_YOUR OBJECTIVE_
Copy out all lines carrying the word "Bistable".

_THE INPUT_
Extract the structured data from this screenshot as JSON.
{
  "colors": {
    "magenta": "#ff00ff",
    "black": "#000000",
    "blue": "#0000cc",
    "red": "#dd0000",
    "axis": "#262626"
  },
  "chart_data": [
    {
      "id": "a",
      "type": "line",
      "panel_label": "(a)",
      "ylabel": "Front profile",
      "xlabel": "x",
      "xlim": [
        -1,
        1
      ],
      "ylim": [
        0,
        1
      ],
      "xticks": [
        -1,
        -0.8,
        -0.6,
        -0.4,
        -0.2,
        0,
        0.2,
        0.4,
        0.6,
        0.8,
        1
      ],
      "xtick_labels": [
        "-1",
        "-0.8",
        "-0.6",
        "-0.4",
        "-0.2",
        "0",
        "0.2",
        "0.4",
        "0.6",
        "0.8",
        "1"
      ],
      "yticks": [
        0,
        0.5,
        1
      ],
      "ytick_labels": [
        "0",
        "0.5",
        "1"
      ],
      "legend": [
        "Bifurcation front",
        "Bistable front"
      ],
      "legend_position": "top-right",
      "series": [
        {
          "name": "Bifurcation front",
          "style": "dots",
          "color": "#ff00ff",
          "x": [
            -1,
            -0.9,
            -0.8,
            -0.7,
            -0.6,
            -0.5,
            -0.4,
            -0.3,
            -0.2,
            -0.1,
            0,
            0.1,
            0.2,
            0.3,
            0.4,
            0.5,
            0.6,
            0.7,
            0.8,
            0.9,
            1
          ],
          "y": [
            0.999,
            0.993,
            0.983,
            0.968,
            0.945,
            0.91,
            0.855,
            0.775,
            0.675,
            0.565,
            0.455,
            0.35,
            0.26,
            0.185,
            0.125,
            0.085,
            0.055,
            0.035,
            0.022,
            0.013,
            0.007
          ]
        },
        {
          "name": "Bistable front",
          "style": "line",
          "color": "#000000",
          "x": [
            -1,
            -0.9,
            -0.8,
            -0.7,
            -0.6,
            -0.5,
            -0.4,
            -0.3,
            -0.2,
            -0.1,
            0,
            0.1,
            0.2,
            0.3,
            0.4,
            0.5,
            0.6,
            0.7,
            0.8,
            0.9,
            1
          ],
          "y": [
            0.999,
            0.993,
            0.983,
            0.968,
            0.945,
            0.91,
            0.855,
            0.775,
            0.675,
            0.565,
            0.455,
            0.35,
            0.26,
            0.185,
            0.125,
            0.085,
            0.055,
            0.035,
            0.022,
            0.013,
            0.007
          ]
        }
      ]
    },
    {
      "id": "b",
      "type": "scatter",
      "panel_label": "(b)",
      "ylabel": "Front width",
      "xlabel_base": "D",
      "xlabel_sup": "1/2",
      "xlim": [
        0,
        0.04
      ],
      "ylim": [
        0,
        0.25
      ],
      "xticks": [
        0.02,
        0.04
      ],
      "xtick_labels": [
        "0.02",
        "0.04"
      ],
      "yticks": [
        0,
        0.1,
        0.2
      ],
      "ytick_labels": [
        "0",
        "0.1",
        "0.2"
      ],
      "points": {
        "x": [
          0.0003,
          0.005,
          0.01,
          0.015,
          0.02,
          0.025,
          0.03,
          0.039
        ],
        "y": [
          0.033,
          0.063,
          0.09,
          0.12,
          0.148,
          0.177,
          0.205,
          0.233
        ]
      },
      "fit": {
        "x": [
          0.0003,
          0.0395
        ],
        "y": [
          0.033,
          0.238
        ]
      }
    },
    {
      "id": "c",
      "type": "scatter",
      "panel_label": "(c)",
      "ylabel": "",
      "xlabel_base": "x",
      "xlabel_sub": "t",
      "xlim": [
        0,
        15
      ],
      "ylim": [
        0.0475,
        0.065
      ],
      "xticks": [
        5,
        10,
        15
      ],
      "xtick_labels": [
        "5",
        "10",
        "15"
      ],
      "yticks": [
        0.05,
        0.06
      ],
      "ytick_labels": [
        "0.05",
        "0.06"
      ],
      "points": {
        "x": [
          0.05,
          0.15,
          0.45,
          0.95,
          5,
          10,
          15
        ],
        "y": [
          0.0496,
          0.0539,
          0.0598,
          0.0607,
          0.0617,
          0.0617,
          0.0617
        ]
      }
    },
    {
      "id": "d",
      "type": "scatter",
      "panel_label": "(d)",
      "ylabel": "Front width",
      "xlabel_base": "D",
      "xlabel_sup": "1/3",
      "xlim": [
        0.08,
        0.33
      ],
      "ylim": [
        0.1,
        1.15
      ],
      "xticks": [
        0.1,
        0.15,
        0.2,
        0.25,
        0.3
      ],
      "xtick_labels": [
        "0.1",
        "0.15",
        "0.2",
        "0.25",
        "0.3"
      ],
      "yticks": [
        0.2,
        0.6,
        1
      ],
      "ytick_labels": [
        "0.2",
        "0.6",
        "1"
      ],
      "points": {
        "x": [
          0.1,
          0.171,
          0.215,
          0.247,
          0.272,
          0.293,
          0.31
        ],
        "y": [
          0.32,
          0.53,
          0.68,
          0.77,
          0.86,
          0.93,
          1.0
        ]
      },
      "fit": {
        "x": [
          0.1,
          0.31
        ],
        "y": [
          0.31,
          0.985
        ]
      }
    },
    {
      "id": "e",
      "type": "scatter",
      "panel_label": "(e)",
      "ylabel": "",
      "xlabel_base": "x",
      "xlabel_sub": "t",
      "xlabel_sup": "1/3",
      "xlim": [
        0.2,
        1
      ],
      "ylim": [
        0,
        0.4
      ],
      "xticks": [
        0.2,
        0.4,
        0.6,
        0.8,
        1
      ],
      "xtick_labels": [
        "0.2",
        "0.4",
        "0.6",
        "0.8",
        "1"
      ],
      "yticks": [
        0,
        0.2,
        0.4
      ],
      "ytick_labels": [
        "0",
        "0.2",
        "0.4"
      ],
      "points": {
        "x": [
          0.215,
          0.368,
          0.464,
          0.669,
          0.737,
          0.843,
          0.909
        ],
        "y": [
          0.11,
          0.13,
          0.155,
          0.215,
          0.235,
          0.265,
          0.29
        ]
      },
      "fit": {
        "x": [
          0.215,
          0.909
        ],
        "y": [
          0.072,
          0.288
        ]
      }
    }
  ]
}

_WRITTEN RESPONSE_
        "Bistable front"
          "name": "Bistable front",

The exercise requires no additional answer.